● **Exercise directions**:
Retype the records below exactly as they appear, but leave out any pictures.

(Dataset excerpt)

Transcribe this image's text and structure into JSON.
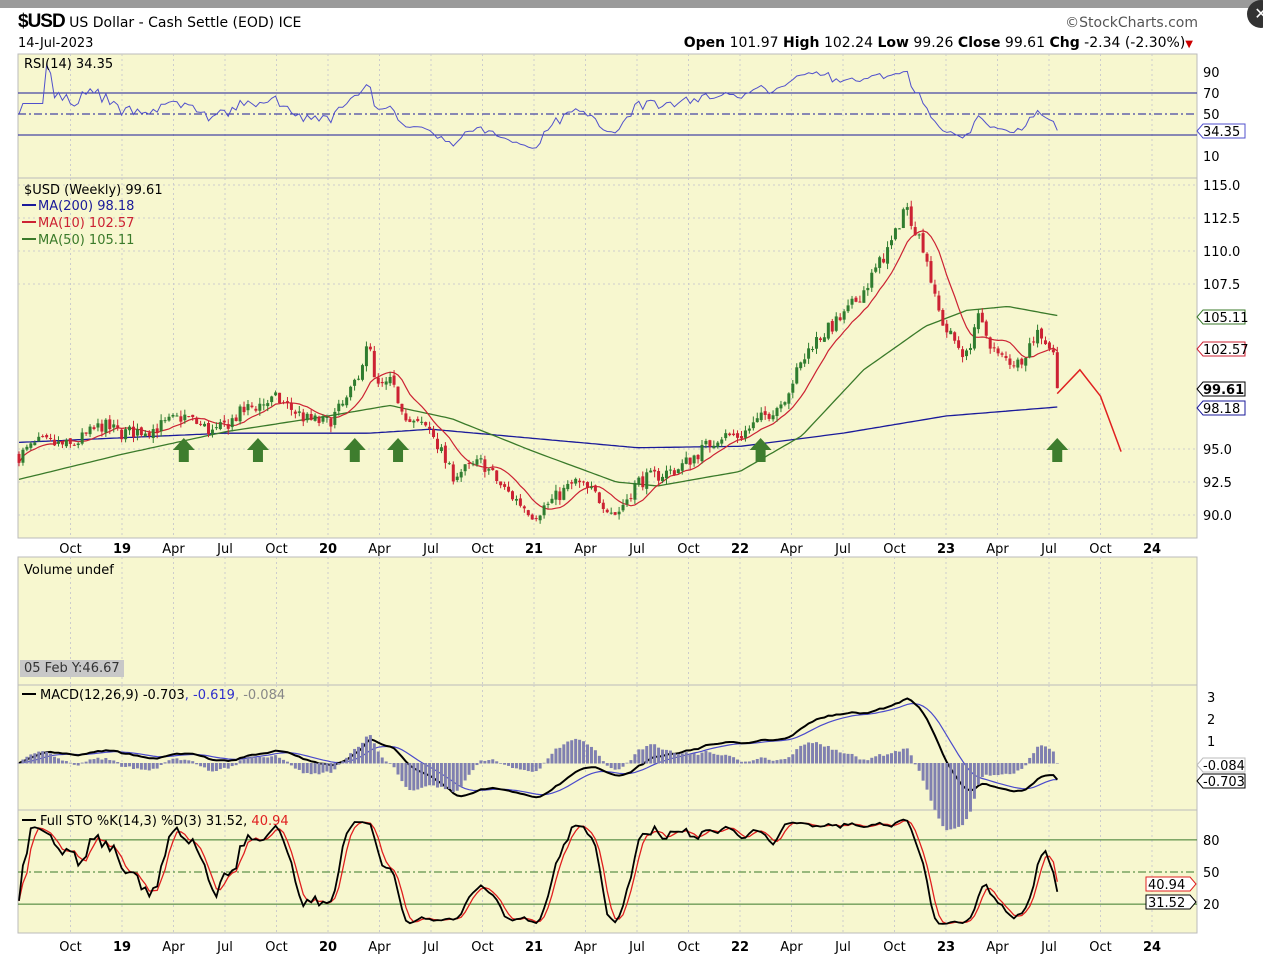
{
  "header": {
    "symbol": "$USD",
    "name": "US Dollar - Cash Settle (EOD)",
    "exchange": "ICE",
    "brand": "©StockCharts.com",
    "date": "14-Jul-2023",
    "open_label": "Open",
    "open": "101.97",
    "high_label": "High",
    "high": "102.24",
    "low_label": "Low",
    "low": "99.26",
    "close_label": "Close",
    "close": "99.61",
    "chg_label": "Chg",
    "chg": "-2.34 (-2.30%)"
  },
  "cursor_readout": "05 Feb Y:46.67",
  "colors": {
    "bg": "#f7f7cf",
    "up": "#2f7d2f",
    "down": "#cc2233",
    "ma200": "#1a1a9a",
    "ma10": "#cc2233",
    "ma50": "#3a7a2a",
    "rsi": "#5050cc",
    "arrow": "#3e7d2e"
  },
  "chart_data": [
    {
      "type": "candlestick",
      "title": "$USD (Weekly) 99.61",
      "ylim": [
        89,
        116
      ],
      "yticks": [
        "115.0",
        "112.5",
        "110.0",
        "107.5",
        "95.0",
        "92.5",
        "90.0"
      ],
      "ytick_values": [
        115,
        112.5,
        110,
        107.5,
        95,
        92.5,
        90
      ],
      "price_keypoints": [
        [
          2018.5,
          94.5
        ],
        [
          2018.6,
          95.5
        ],
        [
          2018.75,
          95.2
        ],
        [
          2018.9,
          96.8
        ],
        [
          2019.0,
          96.2
        ],
        [
          2019.15,
          96.5
        ],
        [
          2019.3,
          97.5
        ],
        [
          2019.45,
          96.2
        ],
        [
          2019.6,
          98
        ],
        [
          2019.75,
          98.8
        ],
        [
          2019.9,
          97.2
        ],
        [
          2020.0,
          97
        ],
        [
          2020.1,
          98.8
        ],
        [
          2020.2,
          103
        ],
        [
          2020.23,
          99.5
        ],
        [
          2020.3,
          100
        ],
        [
          2020.4,
          97
        ],
        [
          2020.5,
          96.5
        ],
        [
          2020.6,
          93
        ],
        [
          2020.75,
          94
        ],
        [
          2020.85,
          92
        ],
        [
          2021.0,
          90
        ],
        [
          2021.2,
          92.5
        ],
        [
          2021.3,
          91.5
        ],
        [
          2021.4,
          90
        ],
        [
          2021.5,
          92.5
        ],
        [
          2021.7,
          93.5
        ],
        [
          2021.9,
          96
        ],
        [
          2022.0,
          96
        ],
        [
          2022.2,
          98.5
        ],
        [
          2022.35,
          103
        ],
        [
          2022.5,
          105
        ],
        [
          2022.6,
          107
        ],
        [
          2022.75,
          111
        ],
        [
          2022.8,
          113.5
        ],
        [
          2022.9,
          110
        ],
        [
          2022.95,
          106
        ],
        [
          2023.0,
          104
        ],
        [
          2023.1,
          102
        ],
        [
          2023.15,
          105
        ],
        [
          2023.25,
          102
        ],
        [
          2023.35,
          101.5
        ],
        [
          2023.45,
          104
        ],
        [
          2023.52,
          102.3
        ],
        [
          2023.54,
          99.61
        ]
      ],
      "legend": [
        {
          "label": "MA(200) 98.18",
          "value": 98.18
        },
        {
          "label": "MA(10) 102.57",
          "value": 102.57
        },
        {
          "label": "MA(50) 105.11",
          "value": 105.11
        }
      ],
      "ma200_keypoints": [
        [
          2018.5,
          95.5
        ],
        [
          2019.5,
          96.2
        ],
        [
          2020.2,
          96.2
        ],
        [
          2020.5,
          96.5
        ],
        [
          2021.0,
          95.8
        ],
        [
          2021.5,
          95.1
        ],
        [
          2022.0,
          95.2
        ],
        [
          2022.5,
          96.2
        ],
        [
          2023.0,
          97.5
        ],
        [
          2023.54,
          98.18
        ]
      ],
      "ma50_keypoints": [
        [
          2018.5,
          92.7
        ],
        [
          2019.0,
          94.6
        ],
        [
          2019.5,
          96.3
        ],
        [
          2020.0,
          97.5
        ],
        [
          2020.3,
          98.3
        ],
        [
          2020.6,
          97.3
        ],
        [
          2021.0,
          94.8
        ],
        [
          2021.4,
          92.5
        ],
        [
          2021.6,
          92.2
        ],
        [
          2022.0,
          93.3
        ],
        [
          2022.3,
          96
        ],
        [
          2022.6,
          101
        ],
        [
          2022.9,
          104.3
        ],
        [
          2023.1,
          105.5
        ],
        [
          2023.3,
          105.8
        ],
        [
          2023.54,
          105.11
        ]
      ],
      "last_labels": [
        "105.11",
        "102.57",
        "99.61",
        "98.18"
      ],
      "support_arrows_dates": [
        2019.3,
        2019.66,
        2020.13,
        2020.34,
        2022.1,
        2023.54
      ],
      "projection_keypoints": [
        [
          2023.54,
          99.2
        ],
        [
          2023.65,
          101
        ],
        [
          2023.75,
          99
        ],
        [
          2023.85,
          94.8
        ]
      ]
    },
    {
      "type": "line",
      "title": "RSI(14) 34.35",
      "yticks": [
        "90",
        "70",
        "50",
        "10"
      ],
      "ytick_values": [
        90,
        70,
        50,
        10
      ],
      "last": "34.35",
      "ylim": [
        0,
        100
      ]
    },
    {
      "type": "bar",
      "title": "Volume undef"
    },
    {
      "type": "line",
      "title": "MACD(12,26,9)",
      "macd": "-0.703",
      "signal": "-0.619",
      "hist": "-0.084",
      "yticks": [
        "3",
        "2",
        "1"
      ],
      "ytick_values": [
        3,
        2,
        1
      ],
      "last_labels": [
        "-0.084",
        "-0.703"
      ]
    },
    {
      "type": "line",
      "title": "Full STO %K(14,3) %D(3)",
      "k": "31.52",
      "d": "40.94",
      "yticks": [
        "80",
        "50",
        "20"
      ],
      "ytick_values": [
        80,
        50,
        20
      ],
      "last_labels": [
        "40.94",
        "31.52"
      ]
    }
  ],
  "xaxis": {
    "labels": [
      "Oct",
      "19",
      "Apr",
      "Jul",
      "Oct",
      "20",
      "Apr",
      "Jul",
      "Oct",
      "21",
      "Apr",
      "Jul",
      "Oct",
      "22",
      "Apr",
      "Jul",
      "Oct",
      "23",
      "Apr",
      "Jul",
      "Oct",
      "24"
    ],
    "dates": [
      2018.75,
      2019,
      2019.25,
      2019.5,
      2019.75,
      2020,
      2020.25,
      2020.5,
      2020.75,
      2021,
      2021.25,
      2021.5,
      2021.75,
      2022,
      2022.25,
      2022.5,
      2022.75,
      2023,
      2023.25,
      2023.5,
      2023.75,
      2024
    ]
  }
}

● **Written solution**:
Transcribe this image's text and structure into JSON.
{
  "header": {
    "symbol": "$USD",
    "name": "US Dollar - Cash Settle (EOD)",
    "exchange": "ICE",
    "brand": "©StockCharts.com",
    "date": "14-Jul-2023",
    "open_label": "Open",
    "open": "101.97",
    "high_label": "High",
    "high": "102.24",
    "low_label": "Low",
    "low": "99.26",
    "close_label": "Close",
    "close": "99.61",
    "chg_label": "Chg",
    "chg": "-2.34 (-2.30%)"
  },
  "cursor_readout": "05 Feb Y:46.67",
  "colors": {
    "bg": "#f7f7cf",
    "up": "#2f7d2f",
    "down": "#cc2233",
    "ma200": "#1a1a9a",
    "ma10": "#cc2233",
    "ma50": "#3a7a2a",
    "rsi": "#5050cc",
    "arrow": "#3e7d2e"
  },
  "chart_data": [
    {
      "type": "candlestick",
      "title": "$USD (Weekly) 99.61",
      "ylim": [
        89,
        116
      ],
      "yticks": [
        "115.0",
        "112.5",
        "110.0",
        "107.5",
        "95.0",
        "92.5",
        "90.0"
      ],
      "ytick_values": [
        115,
        112.5,
        110,
        107.5,
        95,
        92.5,
        90
      ],
      "price_keypoints": [
        [
          2018.5,
          94.5
        ],
        [
          2018.6,
          95.5
        ],
        [
          2018.75,
          95.2
        ],
        [
          2018.9,
          96.8
        ],
        [
          2019.0,
          96.2
        ],
        [
          2019.15,
          96.5
        ],
        [
          2019.3,
          97.5
        ],
        [
          2019.45,
          96.2
        ],
        [
          2019.6,
          98
        ],
        [
          2019.75,
          98.8
        ],
        [
          2019.9,
          97.2
        ],
        [
          2020.0,
          97
        ],
        [
          2020.1,
          98.8
        ],
        [
          2020.2,
          103
        ],
        [
          2020.23,
          99.5
        ],
        [
          2020.3,
          100
        ],
        [
          2020.4,
          97
        ],
        [
          2020.5,
          96.5
        ],
        [
          2020.6,
          93
        ],
        [
          2020.75,
          94
        ],
        [
          2020.85,
          92
        ],
        [
          2021.0,
          90
        ],
        [
          2021.2,
          92.5
        ],
        [
          2021.3,
          91.5
        ],
        [
          2021.4,
          90
        ],
        [
          2021.5,
          92.5
        ],
        [
          2021.7,
          93.5
        ],
        [
          2021.9,
          96
        ],
        [
          2022.0,
          96
        ],
        [
          2022.2,
          98.5
        ],
        [
          2022.35,
          103
        ],
        [
          2022.5,
          105
        ],
        [
          2022.6,
          107
        ],
        [
          2022.75,
          111
        ],
        [
          2022.8,
          113.5
        ],
        [
          2022.9,
          110
        ],
        [
          2022.95,
          106
        ],
        [
          2023.0,
          104
        ],
        [
          2023.1,
          102
        ],
        [
          2023.15,
          105
        ],
        [
          2023.25,
          102
        ],
        [
          2023.35,
          101.5
        ],
        [
          2023.45,
          104
        ],
        [
          2023.52,
          102.3
        ],
        [
          2023.54,
          99.61
        ]
      ],
      "legend": [
        {
          "label": "MA(200) 98.18",
          "value": 98.18
        },
        {
          "label": "MA(10) 102.57",
          "value": 102.57
        },
        {
          "label": "MA(50) 105.11",
          "value": 105.11
        }
      ],
      "ma200_keypoints": [
        [
          2018.5,
          95.5
        ],
        [
          2019.5,
          96.2
        ],
        [
          2020.2,
          96.2
        ],
        [
          2020.5,
          96.5
        ],
        [
          2021.0,
          95.8
        ],
        [
          2021.5,
          95.1
        ],
        [
          2022.0,
          95.2
        ],
        [
          2022.5,
          96.2
        ],
        [
          2023.0,
          97.5
        ],
        [
          2023.54,
          98.18
        ]
      ],
      "ma50_keypoints": [
        [
          2018.5,
          92.7
        ],
        [
          2019.0,
          94.6
        ],
        [
          2019.5,
          96.3
        ],
        [
          2020.0,
          97.5
        ],
        [
          2020.3,
          98.3
        ],
        [
          2020.6,
          97.3
        ],
        [
          2021.0,
          94.8
        ],
        [
          2021.4,
          92.5
        ],
        [
          2021.6,
          92.2
        ],
        [
          2022.0,
          93.3
        ],
        [
          2022.3,
          96
        ],
        [
          2022.6,
          101
        ],
        [
          2022.9,
          104.3
        ],
        [
          2023.1,
          105.5
        ],
        [
          2023.3,
          105.8
        ],
        [
          2023.54,
          105.11
        ]
      ],
      "last_labels": [
        "105.11",
        "102.57",
        "99.61",
        "98.18"
      ],
      "support_arrows_dates": [
        2019.3,
        2019.66,
        2020.13,
        2020.34,
        2022.1,
        2023.54
      ],
      "projection_keypoints": [
        [
          2023.54,
          99.2
        ],
        [
          2023.65,
          101
        ],
        [
          2023.75,
          99
        ],
        [
          2023.85,
          94.8
        ]
      ]
    },
    {
      "type": "line",
      "title": "RSI(14) 34.35",
      "yticks": [
        "90",
        "70",
        "50",
        "10"
      ],
      "ytick_values": [
        90,
        70,
        50,
        10
      ],
      "last": "34.35",
      "ylim": [
        0,
        100
      ]
    },
    {
      "type": "bar",
      "title": "Volume undef"
    },
    {
      "type": "line",
      "title": "MACD(12,26,9)",
      "macd": "-0.703",
      "signal": "-0.619",
      "hist": "-0.084",
      "yticks": [
        "3",
        "2",
        "1"
      ],
      "ytick_values": [
        3,
        2,
        1
      ],
      "last_labels": [
        "-0.084",
        "-0.703"
      ]
    },
    {
      "type": "line",
      "title": "Full STO %K(14,3) %D(3)",
      "k": "31.52",
      "d": "40.94",
      "yticks": [
        "80",
        "50",
        "20"
      ],
      "ytick_values": [
        80,
        50,
        20
      ],
      "last_labels": [
        "40.94",
        "31.52"
      ]
    }
  ],
  "xaxis": {
    "labels": [
      "Oct",
      "19",
      "Apr",
      "Jul",
      "Oct",
      "20",
      "Apr",
      "Jul",
      "Oct",
      "21",
      "Apr",
      "Jul",
      "Oct",
      "22",
      "Apr",
      "Jul",
      "Oct",
      "23",
      "Apr",
      "Jul",
      "Oct",
      "24"
    ],
    "dates": [
      2018.75,
      2019,
      2019.25,
      2019.5,
      2019.75,
      2020,
      2020.25,
      2020.5,
      2020.75,
      2021,
      2021.25,
      2021.5,
      2021.75,
      2022,
      2022.25,
      2022.5,
      2022.75,
      2023,
      2023.25,
      2023.5,
      2023.75,
      2024
    ]
  }
}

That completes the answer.